Give the number of lines that contain the string "market", please, and nothing else.

(Records from a data collection)
====================

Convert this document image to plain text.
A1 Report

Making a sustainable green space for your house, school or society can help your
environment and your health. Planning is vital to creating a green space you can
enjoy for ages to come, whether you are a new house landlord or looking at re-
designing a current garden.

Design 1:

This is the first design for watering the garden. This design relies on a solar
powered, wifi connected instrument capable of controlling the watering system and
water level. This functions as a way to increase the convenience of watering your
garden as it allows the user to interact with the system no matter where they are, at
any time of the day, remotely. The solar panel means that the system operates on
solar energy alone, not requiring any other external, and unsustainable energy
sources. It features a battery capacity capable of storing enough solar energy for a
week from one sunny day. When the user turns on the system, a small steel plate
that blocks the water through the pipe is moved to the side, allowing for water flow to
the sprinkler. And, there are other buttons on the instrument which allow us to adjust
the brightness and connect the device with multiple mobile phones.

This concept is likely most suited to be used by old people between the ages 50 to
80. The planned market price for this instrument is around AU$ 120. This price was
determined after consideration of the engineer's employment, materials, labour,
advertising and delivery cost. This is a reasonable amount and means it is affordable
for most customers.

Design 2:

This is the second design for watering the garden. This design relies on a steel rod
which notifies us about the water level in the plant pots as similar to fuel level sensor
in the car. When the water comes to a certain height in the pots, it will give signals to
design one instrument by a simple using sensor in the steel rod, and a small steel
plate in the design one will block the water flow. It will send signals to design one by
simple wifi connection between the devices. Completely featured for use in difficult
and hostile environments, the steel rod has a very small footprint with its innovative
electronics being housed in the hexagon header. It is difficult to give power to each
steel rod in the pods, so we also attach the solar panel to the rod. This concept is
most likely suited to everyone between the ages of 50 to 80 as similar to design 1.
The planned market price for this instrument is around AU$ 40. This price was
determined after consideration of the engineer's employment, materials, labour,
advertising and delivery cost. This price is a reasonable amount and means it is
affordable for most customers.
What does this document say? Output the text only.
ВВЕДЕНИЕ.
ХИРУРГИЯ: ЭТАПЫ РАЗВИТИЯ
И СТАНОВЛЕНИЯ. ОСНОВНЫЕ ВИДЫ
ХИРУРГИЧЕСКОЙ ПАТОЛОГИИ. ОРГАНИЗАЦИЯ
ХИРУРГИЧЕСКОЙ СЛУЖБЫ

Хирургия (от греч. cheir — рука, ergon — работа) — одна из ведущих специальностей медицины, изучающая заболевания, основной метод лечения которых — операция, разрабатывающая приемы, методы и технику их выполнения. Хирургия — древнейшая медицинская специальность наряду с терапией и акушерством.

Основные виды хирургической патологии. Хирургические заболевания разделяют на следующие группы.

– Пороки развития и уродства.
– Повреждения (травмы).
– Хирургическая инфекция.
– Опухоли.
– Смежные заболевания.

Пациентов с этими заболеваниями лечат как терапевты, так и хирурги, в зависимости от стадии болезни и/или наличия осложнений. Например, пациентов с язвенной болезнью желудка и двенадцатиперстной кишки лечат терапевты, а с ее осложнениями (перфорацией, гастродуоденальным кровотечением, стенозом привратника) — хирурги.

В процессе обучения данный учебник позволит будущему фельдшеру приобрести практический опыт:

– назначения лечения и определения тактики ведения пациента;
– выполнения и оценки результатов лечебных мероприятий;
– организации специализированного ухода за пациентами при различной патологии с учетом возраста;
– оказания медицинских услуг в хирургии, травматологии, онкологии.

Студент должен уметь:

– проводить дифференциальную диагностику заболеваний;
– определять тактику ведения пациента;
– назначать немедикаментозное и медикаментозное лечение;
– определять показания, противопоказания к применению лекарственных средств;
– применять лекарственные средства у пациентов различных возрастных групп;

====================

* Final result *
2